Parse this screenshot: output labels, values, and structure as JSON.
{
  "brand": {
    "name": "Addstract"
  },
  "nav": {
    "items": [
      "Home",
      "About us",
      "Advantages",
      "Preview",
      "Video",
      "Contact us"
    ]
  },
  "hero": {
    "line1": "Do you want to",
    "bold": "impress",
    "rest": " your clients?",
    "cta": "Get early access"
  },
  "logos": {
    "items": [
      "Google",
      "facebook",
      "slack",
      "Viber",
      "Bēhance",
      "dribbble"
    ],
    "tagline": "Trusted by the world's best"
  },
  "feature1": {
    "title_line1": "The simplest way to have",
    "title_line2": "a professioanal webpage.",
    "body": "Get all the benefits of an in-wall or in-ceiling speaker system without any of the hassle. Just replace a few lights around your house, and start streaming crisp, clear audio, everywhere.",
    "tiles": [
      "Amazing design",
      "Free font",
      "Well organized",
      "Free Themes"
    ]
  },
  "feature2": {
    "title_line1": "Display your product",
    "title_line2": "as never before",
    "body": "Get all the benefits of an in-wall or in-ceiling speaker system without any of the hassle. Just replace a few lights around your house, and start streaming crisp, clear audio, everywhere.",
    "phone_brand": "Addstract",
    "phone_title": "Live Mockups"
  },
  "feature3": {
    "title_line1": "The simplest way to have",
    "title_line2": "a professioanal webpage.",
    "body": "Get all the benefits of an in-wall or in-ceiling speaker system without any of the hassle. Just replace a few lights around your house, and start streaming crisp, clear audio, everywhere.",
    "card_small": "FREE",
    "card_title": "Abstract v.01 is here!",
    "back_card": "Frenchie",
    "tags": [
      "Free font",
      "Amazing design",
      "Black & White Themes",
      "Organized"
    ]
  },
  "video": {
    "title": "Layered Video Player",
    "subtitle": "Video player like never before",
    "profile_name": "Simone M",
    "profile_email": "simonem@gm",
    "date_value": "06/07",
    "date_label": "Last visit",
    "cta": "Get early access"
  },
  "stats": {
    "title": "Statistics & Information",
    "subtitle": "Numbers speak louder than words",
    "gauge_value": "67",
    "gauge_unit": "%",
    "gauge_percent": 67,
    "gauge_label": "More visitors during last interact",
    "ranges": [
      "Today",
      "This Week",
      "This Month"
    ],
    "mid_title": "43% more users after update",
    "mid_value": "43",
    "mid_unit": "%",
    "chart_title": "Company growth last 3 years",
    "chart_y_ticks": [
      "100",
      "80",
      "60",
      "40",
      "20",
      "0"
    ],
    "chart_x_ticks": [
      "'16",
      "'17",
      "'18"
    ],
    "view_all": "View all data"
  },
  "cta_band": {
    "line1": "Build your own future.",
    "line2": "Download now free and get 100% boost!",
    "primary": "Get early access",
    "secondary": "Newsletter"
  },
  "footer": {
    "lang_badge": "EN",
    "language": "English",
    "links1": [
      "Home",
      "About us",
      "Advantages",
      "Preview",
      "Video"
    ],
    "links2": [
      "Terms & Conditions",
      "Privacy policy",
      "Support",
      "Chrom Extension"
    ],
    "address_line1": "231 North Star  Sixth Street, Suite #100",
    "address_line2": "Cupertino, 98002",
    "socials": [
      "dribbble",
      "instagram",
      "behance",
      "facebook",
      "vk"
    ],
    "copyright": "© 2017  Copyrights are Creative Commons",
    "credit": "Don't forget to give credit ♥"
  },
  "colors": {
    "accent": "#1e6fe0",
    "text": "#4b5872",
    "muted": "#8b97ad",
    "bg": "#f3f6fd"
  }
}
***
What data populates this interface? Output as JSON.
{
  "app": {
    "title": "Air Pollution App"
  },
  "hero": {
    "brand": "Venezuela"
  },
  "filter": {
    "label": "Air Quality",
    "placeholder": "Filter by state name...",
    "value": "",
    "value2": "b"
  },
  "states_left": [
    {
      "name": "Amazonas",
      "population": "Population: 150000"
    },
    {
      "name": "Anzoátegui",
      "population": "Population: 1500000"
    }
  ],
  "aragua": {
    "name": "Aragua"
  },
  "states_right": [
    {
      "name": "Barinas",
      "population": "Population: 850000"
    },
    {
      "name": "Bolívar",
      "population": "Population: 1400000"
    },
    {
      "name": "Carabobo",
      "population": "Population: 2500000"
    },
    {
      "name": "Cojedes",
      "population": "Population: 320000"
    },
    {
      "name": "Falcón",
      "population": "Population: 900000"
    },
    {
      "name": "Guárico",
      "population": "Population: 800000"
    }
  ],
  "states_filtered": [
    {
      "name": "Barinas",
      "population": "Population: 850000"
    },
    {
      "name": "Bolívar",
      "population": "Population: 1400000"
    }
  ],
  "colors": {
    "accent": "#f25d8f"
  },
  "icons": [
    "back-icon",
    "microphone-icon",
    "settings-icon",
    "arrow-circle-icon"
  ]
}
***
→ **Exercise details**:
Look through the records and gather each line with the word "subtitle".

→ **Output for this exercise**:
    "subtitle": "Video player like never before",
    "subtitle": "Numbers speak louder than words",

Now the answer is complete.